• WHAT IS BEING ASKED: Copy the data precisely, character for character, and leave out every picture.

• ENTRIES PROVIDED:

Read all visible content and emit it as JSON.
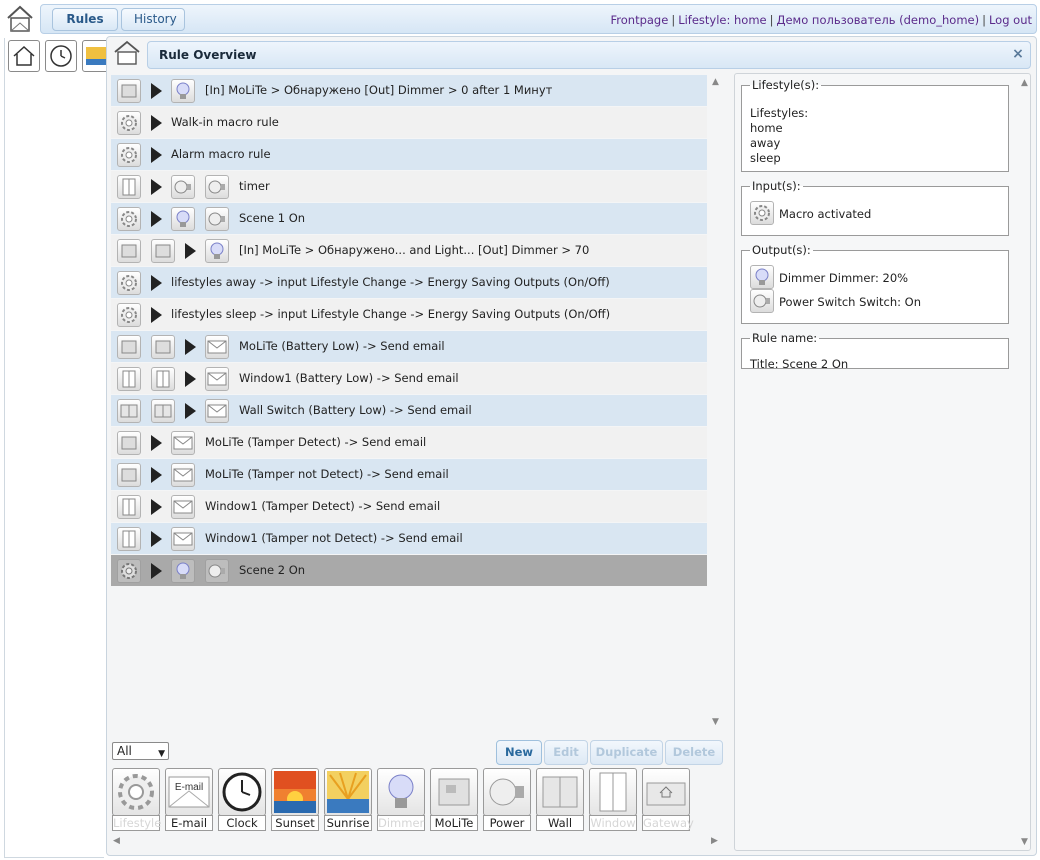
{
  "nav": {
    "rules_label": "Rules",
    "history_label": "History",
    "links": [
      "Frontpage",
      "Lifestyle: home",
      "Демо пользователь (demo_home)",
      "Log out"
    ]
  },
  "dialog": {
    "title": "Rule Overview",
    "close_label": "×"
  },
  "rules": [
    {
      "text": "[In] MoLiTe > Обнаружено [Out] Dimmer > 0 after 1 Минут"
    },
    {
      "text": "Walk-in macro rule"
    },
    {
      "text": "Alarm macro rule"
    },
    {
      "text": "timer"
    },
    {
      "text": "Scene 1 On"
    },
    {
      "text": "[In] MoLiTe > Обнаружено... and Light... [Out] Dimmer > 70"
    },
    {
      "text": "lifestyles away -> input Lifestyle Change -> Energy Saving Outputs (On/Off)"
    },
    {
      "text": "lifestyles sleep -> input Lifestyle Change -> Energy Saving Outputs (On/Off)"
    },
    {
      "text": "MoLiTe (Battery Low) -> Send email"
    },
    {
      "text": "Window1 (Battery Low) -> Send email"
    },
    {
      "text": "Wall Switch (Battery Low) -> Send email"
    },
    {
      "text": "MoLiTe (Tamper Detect) -> Send email"
    },
    {
      "text": "MoLiTe (Tamper not Detect) -> Send email"
    },
    {
      "text": "Window1 (Tamper Detect) -> Send email"
    },
    {
      "text": "Window1 (Tamper not Detect) -> Send email"
    },
    {
      "text": "Scene 2 On"
    }
  ],
  "details": {
    "lifestyles_legend": "Lifestyle(s):",
    "lifestyles_lines": [
      "Lifestyles:",
      "home",
      "away",
      "sleep"
    ],
    "inputs_legend": "Input(s):",
    "input_line": "Macro activated",
    "outputs_legend": "Output(s):",
    "output_lines": [
      "Dimmer Dimmer: 20%",
      "Power Switch Switch: On"
    ],
    "rulename_legend": "Rule name:",
    "rulename_line": "Title: Scene 2 On"
  },
  "filter": {
    "value": "All"
  },
  "actions": {
    "new": "New",
    "edit": "Edit",
    "duplicate": "Duplicate",
    "delete": "Delete"
  },
  "palette": [
    "Lifestyle",
    "E-mail",
    "Clock",
    "Sunset",
    "Sunrise",
    "Dimmer",
    "MoLiTe",
    "Power",
    "Wall",
    "Window",
    "Gateway"
  ],
  "palette_email_text": "E-mail",
  "colors": {
    "accent": "#2a6a9e",
    "selected_row": "#a9a9a9",
    "alt_row": "#d9e6f2"
  }
}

• TASK RESULT:
Read all visible content and emit it as JSON.
{
  "nav": {
    "rules_label": "Rules",
    "history_label": "History",
    "links": [
      "Frontpage",
      "Lifestyle: home",
      "Демо пользователь (demo_home)",
      "Log out"
    ]
  },
  "dialog": {
    "title": "Rule Overview",
    "close_label": "×"
  },
  "rules": [
    {
      "text": "[In] MoLiTe > Обнаружено [Out] Dimmer > 0 after 1 Минут"
    },
    {
      "text": "Walk-in macro rule"
    },
    {
      "text": "Alarm macro rule"
    },
    {
      "text": "timer"
    },
    {
      "text": "Scene 1 On"
    },
    {
      "text": "[In] MoLiTe > Обнаружено... and Light... [Out] Dimmer > 70"
    },
    {
      "text": "lifestyles away -> input Lifestyle Change -> Energy Saving Outputs (On/Off)"
    },
    {
      "text": "lifestyles sleep -> input Lifestyle Change -> Energy Saving Outputs (On/Off)"
    },
    {
      "text": "MoLiTe (Battery Low) -> Send email"
    },
    {
      "text": "Window1 (Battery Low) -> Send email"
    },
    {
      "text": "Wall Switch (Battery Low) -> Send email"
    },
    {
      "text": "MoLiTe (Tamper Detect) -> Send email"
    },
    {
      "text": "MoLiTe (Tamper not Detect) -> Send email"
    },
    {
      "text": "Window1 (Tamper Detect) -> Send email"
    },
    {
      "text": "Window1 (Tamper not Detect) -> Send email"
    },
    {
      "text": "Scene 2 On"
    }
  ],
  "details": {
    "lifestyles_legend": "Lifestyle(s):",
    "lifestyles_lines": [
      "Lifestyles:",
      "home",
      "away",
      "sleep"
    ],
    "inputs_legend": "Input(s):",
    "input_line": "Macro activated",
    "outputs_legend": "Output(s):",
    "output_lines": [
      "Dimmer Dimmer: 20%",
      "Power Switch Switch: On"
    ],
    "rulename_legend": "Rule name:",
    "rulename_line": "Title: Scene 2 On"
  },
  "filter": {
    "value": "All"
  },
  "actions": {
    "new": "New",
    "edit": "Edit",
    "duplicate": "Duplicate",
    "delete": "Delete"
  },
  "palette": [
    "Lifestyle",
    "E-mail",
    "Clock",
    "Sunset",
    "Sunrise",
    "Dimmer",
    "MoLiTe",
    "Power",
    "Wall",
    "Window",
    "Gateway"
  ],
  "palette_email_text": "E-mail",
  "colors": {
    "accent": "#2a6a9e",
    "selected_row": "#a9a9a9",
    "alt_row": "#d9e6f2"
  }
}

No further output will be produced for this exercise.